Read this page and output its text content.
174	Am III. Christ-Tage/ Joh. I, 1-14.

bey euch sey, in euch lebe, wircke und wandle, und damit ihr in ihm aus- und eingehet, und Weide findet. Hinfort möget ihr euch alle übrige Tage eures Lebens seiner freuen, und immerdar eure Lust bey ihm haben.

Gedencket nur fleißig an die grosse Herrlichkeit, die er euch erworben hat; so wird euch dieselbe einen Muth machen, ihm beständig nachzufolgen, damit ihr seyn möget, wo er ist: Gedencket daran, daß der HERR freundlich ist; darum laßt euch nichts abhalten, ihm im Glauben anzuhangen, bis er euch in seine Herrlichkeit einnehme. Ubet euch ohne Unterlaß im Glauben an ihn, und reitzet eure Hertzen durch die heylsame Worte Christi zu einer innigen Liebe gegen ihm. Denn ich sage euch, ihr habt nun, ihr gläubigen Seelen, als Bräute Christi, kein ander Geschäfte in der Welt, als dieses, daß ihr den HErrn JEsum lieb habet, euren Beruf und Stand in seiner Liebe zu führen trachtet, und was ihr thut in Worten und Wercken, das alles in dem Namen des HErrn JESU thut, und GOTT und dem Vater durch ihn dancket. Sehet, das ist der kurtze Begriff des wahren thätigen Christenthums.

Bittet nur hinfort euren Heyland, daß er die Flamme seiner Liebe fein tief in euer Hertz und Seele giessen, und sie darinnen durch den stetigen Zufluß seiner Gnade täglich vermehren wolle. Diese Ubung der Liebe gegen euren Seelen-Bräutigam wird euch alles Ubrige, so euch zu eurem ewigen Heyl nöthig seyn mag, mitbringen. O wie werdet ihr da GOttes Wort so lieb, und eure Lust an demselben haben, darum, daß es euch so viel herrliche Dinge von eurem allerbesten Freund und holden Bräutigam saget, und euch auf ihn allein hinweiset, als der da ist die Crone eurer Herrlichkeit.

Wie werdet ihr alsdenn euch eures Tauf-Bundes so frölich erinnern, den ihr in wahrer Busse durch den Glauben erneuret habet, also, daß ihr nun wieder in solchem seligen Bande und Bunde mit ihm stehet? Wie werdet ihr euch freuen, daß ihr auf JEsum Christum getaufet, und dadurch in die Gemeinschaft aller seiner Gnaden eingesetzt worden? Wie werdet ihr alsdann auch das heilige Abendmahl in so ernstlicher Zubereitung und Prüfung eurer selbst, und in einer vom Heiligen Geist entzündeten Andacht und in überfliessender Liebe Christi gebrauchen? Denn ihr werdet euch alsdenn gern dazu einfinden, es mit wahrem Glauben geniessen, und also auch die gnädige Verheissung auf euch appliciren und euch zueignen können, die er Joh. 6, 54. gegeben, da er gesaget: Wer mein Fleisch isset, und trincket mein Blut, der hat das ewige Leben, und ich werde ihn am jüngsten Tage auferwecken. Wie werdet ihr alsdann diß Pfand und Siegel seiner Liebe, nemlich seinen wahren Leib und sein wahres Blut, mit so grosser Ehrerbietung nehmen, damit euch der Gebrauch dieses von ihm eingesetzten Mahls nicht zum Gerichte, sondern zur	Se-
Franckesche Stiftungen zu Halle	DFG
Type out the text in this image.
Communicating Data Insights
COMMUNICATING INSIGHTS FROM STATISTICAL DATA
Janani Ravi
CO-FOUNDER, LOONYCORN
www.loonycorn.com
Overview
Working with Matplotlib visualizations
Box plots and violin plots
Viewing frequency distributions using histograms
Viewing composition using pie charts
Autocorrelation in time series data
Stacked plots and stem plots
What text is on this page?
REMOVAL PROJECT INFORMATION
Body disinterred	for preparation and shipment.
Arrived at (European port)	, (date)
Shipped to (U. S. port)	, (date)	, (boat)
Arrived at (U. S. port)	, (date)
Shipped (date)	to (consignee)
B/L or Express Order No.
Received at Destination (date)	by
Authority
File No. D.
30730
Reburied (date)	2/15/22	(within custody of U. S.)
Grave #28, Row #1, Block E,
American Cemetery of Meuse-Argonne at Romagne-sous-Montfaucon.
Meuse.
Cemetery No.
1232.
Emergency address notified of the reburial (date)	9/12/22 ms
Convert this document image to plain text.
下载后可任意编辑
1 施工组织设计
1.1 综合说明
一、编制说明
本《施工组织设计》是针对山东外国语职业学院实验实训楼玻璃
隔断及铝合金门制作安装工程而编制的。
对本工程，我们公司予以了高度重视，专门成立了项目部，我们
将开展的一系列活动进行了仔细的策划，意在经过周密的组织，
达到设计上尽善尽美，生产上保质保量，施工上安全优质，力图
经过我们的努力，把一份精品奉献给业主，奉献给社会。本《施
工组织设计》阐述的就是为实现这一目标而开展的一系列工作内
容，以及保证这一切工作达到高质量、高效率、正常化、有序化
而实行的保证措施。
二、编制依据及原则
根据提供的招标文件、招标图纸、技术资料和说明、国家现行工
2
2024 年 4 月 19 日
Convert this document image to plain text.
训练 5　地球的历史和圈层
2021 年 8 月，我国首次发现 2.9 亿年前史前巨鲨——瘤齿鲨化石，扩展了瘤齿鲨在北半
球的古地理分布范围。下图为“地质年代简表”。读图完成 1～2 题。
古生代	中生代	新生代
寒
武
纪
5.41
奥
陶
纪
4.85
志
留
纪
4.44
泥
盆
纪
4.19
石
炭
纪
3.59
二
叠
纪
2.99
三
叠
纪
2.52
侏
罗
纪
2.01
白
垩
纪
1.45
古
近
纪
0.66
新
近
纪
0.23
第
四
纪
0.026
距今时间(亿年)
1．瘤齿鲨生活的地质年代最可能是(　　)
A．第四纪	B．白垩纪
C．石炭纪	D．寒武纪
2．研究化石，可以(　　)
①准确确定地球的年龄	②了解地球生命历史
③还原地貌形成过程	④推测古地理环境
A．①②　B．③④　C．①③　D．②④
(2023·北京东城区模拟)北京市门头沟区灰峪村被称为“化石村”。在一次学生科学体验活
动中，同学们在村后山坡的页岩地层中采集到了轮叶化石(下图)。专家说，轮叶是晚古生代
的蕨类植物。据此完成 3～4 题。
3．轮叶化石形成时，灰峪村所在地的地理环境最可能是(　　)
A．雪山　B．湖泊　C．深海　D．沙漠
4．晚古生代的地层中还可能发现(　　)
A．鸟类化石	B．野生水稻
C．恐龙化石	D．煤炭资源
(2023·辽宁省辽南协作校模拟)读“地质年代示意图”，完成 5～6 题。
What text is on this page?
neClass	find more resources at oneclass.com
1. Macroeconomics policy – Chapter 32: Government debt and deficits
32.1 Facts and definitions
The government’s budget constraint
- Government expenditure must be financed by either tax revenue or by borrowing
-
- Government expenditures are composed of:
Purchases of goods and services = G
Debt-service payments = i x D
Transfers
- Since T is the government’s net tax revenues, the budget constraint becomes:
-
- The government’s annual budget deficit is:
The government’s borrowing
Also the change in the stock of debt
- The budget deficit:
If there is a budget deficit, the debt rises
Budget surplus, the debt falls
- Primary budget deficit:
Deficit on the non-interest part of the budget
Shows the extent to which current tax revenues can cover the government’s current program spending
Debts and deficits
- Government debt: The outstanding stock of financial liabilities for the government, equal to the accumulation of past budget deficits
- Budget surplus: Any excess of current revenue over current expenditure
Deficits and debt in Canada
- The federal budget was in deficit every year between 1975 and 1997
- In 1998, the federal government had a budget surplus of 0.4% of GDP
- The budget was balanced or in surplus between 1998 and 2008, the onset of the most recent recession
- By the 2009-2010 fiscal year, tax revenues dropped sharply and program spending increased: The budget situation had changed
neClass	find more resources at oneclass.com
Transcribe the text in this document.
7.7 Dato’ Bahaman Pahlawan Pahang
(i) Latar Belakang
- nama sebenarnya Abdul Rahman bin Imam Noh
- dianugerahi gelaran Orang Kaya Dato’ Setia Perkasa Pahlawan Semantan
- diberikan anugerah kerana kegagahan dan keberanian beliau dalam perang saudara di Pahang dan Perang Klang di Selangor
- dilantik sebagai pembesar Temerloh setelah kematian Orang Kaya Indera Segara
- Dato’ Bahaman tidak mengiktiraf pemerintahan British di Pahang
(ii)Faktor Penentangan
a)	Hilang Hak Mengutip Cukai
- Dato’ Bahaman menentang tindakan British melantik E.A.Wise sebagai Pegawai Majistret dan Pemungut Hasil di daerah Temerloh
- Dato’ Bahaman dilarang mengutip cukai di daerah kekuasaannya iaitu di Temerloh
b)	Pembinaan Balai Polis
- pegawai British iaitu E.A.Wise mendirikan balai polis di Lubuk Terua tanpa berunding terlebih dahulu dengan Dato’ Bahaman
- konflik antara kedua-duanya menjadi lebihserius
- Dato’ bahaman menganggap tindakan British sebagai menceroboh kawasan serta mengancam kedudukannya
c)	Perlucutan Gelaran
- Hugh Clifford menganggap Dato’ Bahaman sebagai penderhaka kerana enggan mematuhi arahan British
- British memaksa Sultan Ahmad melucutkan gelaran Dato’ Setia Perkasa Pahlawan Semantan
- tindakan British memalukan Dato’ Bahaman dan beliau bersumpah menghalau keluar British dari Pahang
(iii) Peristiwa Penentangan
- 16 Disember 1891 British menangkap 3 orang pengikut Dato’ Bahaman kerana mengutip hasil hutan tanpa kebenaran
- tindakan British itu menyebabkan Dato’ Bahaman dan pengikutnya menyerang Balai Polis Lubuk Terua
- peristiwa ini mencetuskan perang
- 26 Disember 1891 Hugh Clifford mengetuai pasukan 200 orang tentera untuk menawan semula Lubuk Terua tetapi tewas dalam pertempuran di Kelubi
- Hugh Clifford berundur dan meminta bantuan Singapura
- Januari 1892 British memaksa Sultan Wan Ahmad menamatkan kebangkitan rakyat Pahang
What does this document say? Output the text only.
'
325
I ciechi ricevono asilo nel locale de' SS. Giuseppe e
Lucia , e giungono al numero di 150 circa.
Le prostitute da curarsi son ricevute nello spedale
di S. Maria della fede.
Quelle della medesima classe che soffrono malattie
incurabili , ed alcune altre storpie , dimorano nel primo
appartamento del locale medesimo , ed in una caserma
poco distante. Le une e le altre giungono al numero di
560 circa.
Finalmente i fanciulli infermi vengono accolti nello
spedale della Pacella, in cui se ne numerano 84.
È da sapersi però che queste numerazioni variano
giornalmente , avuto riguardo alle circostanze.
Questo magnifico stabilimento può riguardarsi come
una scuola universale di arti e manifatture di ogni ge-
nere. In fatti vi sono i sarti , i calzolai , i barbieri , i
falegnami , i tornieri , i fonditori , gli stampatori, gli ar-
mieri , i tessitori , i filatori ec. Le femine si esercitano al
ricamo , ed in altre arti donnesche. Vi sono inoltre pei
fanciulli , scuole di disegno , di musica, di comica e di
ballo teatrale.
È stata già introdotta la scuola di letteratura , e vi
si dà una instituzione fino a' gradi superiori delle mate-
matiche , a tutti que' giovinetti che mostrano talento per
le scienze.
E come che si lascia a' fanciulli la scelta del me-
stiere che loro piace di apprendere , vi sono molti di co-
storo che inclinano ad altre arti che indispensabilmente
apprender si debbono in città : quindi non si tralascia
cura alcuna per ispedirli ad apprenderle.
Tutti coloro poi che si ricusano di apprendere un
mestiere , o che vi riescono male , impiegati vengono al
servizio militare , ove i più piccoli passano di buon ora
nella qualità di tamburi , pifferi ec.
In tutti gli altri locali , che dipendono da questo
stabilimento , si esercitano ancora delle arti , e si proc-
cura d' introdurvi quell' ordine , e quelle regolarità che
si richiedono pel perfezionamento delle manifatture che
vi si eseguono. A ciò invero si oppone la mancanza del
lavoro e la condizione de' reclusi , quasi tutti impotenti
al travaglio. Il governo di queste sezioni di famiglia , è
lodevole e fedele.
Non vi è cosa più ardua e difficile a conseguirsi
────────────────────────────────────────
WHAT THE EXERCISE ASKS: State the number of lines that contain the string "text", with no other words.

SOLUTION FOR THIS EXERCISE: 8